Print each line exactly as it is given.

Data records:
= = = =

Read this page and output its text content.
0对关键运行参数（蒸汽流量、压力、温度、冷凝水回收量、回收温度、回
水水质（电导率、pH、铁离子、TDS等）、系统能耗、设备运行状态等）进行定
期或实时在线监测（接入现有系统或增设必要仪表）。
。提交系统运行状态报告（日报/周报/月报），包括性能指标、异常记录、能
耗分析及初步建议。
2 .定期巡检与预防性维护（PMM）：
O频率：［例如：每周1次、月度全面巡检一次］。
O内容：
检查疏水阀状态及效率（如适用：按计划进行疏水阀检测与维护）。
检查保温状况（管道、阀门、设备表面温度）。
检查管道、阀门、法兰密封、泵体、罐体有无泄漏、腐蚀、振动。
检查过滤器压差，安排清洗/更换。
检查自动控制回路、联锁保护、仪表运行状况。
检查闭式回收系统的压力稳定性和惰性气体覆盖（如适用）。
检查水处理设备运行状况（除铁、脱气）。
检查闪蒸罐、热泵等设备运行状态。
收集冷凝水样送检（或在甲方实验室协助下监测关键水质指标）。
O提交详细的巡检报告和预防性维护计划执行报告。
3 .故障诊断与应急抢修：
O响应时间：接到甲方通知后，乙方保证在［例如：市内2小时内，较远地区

= = = =

__THE OUTPUT__
Read this page and output its text content.
0对关键运行参数（蒸汽流量、压力、温度、冷凝水回收量、回收温度、回
水水质（电导率、pH、铁离子、TDS等）、系统能耗、设备运行状态等）进行定
期或实时在线监测（接入现有系统或增设必要仪表）。
。提交系统运行状态报告（日报/周报/月报），包括性能指标、异常记录、能
耗分析及初步建议。
2 .定期巡检与预防性维护（PMM）：
O频率：［例如：每周1次、月度全面巡检一次］。
O内容：
检查疏水阀状态及效率（如适用：按计划进行疏水阀检测与维护）。
检查保温状况（管道、阀门、设备表面温度）。
检查管道、阀门、法兰密封、泵体、罐体有无泄漏、腐蚀、振动。
检查过滤器压差，安排清洗/更换。
检查自动控制回路、联锁保护、仪表运行状况。
检查闭式回收系统的压力稳定性和惰性气体覆盖（如适用）。
检查水处理设备运行状况（除铁、脱气）。
检查闪蒸罐、热泵等设备运行状态。
收集冷凝水样送检（或在甲方实验室协助下监测关键水质指标）。
O提交详细的巡检报告和预防性维护计划执行报告。
3 .故障诊断与应急抢修：
O响应时间：接到甲方通知后，乙方保证在［例如：市内2小时内，较远地区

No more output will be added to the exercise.